Filter the listing below, copying every line in which the word "text" appears.

───

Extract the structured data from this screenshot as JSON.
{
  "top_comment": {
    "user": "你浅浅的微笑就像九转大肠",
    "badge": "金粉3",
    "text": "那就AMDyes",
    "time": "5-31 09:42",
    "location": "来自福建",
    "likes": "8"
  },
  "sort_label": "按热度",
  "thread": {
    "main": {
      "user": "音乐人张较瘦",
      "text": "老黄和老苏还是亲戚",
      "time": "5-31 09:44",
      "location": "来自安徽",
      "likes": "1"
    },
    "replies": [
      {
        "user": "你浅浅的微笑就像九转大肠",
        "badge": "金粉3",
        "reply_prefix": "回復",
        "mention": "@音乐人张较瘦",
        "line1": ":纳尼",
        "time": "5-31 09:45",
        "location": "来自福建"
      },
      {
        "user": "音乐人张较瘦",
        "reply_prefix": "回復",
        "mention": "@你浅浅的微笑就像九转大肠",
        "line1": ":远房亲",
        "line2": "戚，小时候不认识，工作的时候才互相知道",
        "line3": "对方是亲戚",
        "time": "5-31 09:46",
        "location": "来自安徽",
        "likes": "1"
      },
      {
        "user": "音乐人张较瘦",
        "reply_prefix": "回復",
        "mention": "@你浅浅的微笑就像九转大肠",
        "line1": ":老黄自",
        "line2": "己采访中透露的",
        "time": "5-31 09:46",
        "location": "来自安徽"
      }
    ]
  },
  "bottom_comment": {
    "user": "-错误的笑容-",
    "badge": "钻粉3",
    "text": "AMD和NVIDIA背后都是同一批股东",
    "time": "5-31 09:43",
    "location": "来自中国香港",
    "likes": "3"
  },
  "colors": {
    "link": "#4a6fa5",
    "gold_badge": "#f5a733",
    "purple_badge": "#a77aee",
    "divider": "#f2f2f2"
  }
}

───

== The answer ==
    "text": "那就AMDyes",
      "text": "老黄和老苏还是亲戚",
    "text": "AMD和NVIDIA背后都是同一批股东",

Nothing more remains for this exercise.